### PROBLEM TO WORK ON
Are you able to quote each entry exactly as written?
* begin EXERCISE INPUTS *
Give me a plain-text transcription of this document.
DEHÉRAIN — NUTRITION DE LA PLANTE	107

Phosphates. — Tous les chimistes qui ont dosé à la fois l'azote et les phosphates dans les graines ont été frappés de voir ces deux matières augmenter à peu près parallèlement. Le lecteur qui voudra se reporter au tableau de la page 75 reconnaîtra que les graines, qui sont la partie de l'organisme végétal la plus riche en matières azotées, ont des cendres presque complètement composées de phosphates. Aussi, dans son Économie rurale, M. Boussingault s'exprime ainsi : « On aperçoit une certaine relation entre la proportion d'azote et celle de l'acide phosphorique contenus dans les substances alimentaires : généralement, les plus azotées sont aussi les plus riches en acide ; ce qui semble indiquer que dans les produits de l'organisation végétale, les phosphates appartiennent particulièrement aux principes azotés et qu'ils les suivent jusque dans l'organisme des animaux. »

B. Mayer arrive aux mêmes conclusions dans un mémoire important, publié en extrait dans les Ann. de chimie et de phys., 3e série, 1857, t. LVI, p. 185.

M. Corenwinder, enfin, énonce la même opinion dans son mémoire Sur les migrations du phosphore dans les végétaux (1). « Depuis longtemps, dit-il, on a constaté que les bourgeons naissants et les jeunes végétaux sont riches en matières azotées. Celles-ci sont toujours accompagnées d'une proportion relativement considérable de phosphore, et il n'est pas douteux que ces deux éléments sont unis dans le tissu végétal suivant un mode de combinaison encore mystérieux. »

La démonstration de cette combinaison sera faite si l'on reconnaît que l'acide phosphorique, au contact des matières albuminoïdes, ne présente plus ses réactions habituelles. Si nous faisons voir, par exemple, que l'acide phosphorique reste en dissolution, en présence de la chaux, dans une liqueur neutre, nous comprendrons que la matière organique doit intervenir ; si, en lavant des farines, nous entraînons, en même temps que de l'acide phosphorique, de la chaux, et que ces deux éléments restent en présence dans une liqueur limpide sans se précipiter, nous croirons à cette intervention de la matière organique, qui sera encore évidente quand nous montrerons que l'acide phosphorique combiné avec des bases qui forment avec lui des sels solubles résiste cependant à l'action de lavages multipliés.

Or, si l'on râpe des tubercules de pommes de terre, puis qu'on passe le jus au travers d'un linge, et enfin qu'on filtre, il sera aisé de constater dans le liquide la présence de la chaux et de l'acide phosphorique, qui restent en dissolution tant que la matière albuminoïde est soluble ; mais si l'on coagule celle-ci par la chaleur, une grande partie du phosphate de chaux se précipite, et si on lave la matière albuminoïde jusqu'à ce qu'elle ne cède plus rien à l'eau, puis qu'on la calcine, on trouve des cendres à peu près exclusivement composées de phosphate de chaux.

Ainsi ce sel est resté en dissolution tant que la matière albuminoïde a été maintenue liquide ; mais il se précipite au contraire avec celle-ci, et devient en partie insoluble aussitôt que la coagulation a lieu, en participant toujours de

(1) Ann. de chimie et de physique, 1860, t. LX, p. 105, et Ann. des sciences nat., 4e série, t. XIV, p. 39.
* end EXERCISE INPUTS *
### RESPONSE TO THE EXERCISE
Give me a plain-text transcription of this document.
DEHÉRAIN — NUTRITION DE LA PLANTE	107

Phosphates. — Tous les chimistes qui ont dosé à la fois l'azote et les phosphates dans les graines ont été frappés de voir ces deux matières augmenter à peu près parallèlement. Le lecteur qui voudra se reporter au tableau de la page 75 reconnaîtra que les graines, qui sont la partie de l'organisme végétal la plus riche en matières azotées, ont des cendres presque complètement composées de phosphates. Aussi, dans son Économie rurale, M. Boussingault s'exprime ainsi : « On aperçoit une certaine relation entre la proportion d'azote et celle de l'acide phosphorique contenus dans les substances alimentaires : généralement, les plus azotées sont aussi les plus riches en acide ; ce qui semble indiquer que dans les produits de l'organisation végétale, les phosphates appartiennent particulièrement aux principes azotés et qu'ils les suivent jusque dans l'organisme des animaux. »

B. Mayer arrive aux mêmes conclusions dans un mémoire important, publié en extrait dans les Ann. de chimie et de phys., 3e série, 1857, t. LVI, p. 185.

M. Corenwinder, enfin, énonce la même opinion dans son mémoire Sur les migrations du phosphore dans les végétaux (1). « Depuis longtemps, dit-il, on a constaté que les bourgeons naissants et les jeunes végétaux sont riches en matières azotées. Celles-ci sont toujours accompagnées d'une proportion relativement considérable de phosphore, et il n'est pas douteux que ces deux éléments sont unis dans le tissu végétal suivant un mode de combinaison encore mystérieux. »

La démonstration de cette combinaison sera faite si l'on reconnaît que l'acide phosphorique, au contact des matières albuminoïdes, ne présente plus ses réactions habituelles. Si nous faisons voir, par exemple, que l'acide phosphorique reste en dissolution, en présence de la chaux, dans une liqueur neutre, nous comprendrons que la matière organique doit intervenir ; si, en lavant des farines, nous entraînons, en même temps que de l'acide phosphorique, de la chaux, et que ces deux éléments restent en présence dans une liqueur limpide sans se précipiter, nous croirons à cette intervention de la matière organique, qui sera encore évidente quand nous montrerons que l'acide phosphorique combiné avec des bases qui forment avec lui des sels solubles résiste cependant à l'action de lavages multipliés.

Or, si l'on râpe des tubercules de pommes de terre, puis qu'on passe le jus au travers d'un linge, et enfin qu'on filtre, il sera aisé de constater dans le liquide la présence de la chaux et de l'acide phosphorique, qui restent en dissolution tant que la matière albuminoïde est soluble ; mais si l'on coagule celle-ci par la chaleur, une grande partie du phosphate de chaux se précipite, et si on lave la matière albuminoïde jusqu'à ce qu'elle ne cède plus rien à l'eau, puis qu'on la calcine, on trouve des cendres à peu près exclusivement composées de phosphate de chaux.

Ainsi ce sel est resté en dissolution tant que la matière albuminoïde a été maintenue liquide ; mais il se précipite au contraire avec celle-ci, et devient en partie insoluble aussitôt que la coagulation a lieu, en participant toujours de

(1) Ann. de chimie et de physique, 1860, t. LX, p. 105, et Ann. des sciences nat., 4e série, t. XIV, p. 39.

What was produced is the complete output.